Exercise aim: Your copy of the material must match it exactly, except that pictures are dropped.

+++ Dataset content

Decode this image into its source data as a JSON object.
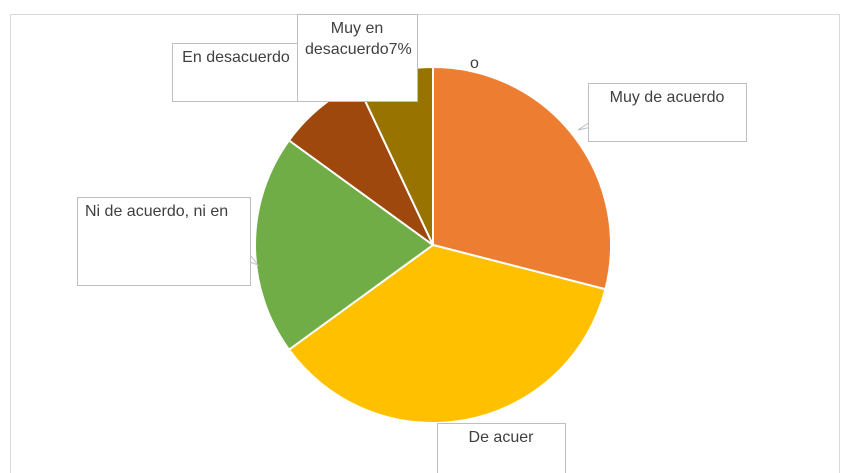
{
  "chart_data": {
    "type": "pie",
    "categories": [
      "Muy de acuerdo",
      "De acuer",
      "Ni de acuerdo, ni en",
      "En desacuerdo",
      "Muy en desacuerdo"
    ],
    "values": [
      29,
      36,
      20,
      8,
      7
    ],
    "value_labels": [
      null,
      null,
      null,
      null,
      "7%"
    ],
    "colors": [
      "#ed7d31",
      "#ffc000",
      "#70ad47",
      "#9e480e",
      "#997300"
    ],
    "annotations": [
      "o"
    ]
  }
}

++++++

Task solution:
Decode this image into its source data as a JSON object.
{
  "chart_data": {
    "type": "pie",
    "categories": [
      "Muy de acuerdo",
      "De acuer",
      "Ni de acuerdo, ni en",
      "En desacuerdo",
      "Muy en desacuerdo"
    ],
    "values": [
      29,
      36,
      20,
      8,
      7
    ],
    "value_labels": [
      null,
      null,
      null,
      null,
      "7%"
    ],
    "colors": [
      "#ed7d31",
      "#ffc000",
      "#70ad47",
      "#9e480e",
      "#997300"
    ],
    "annotations": [
      "o"
    ]
  }
}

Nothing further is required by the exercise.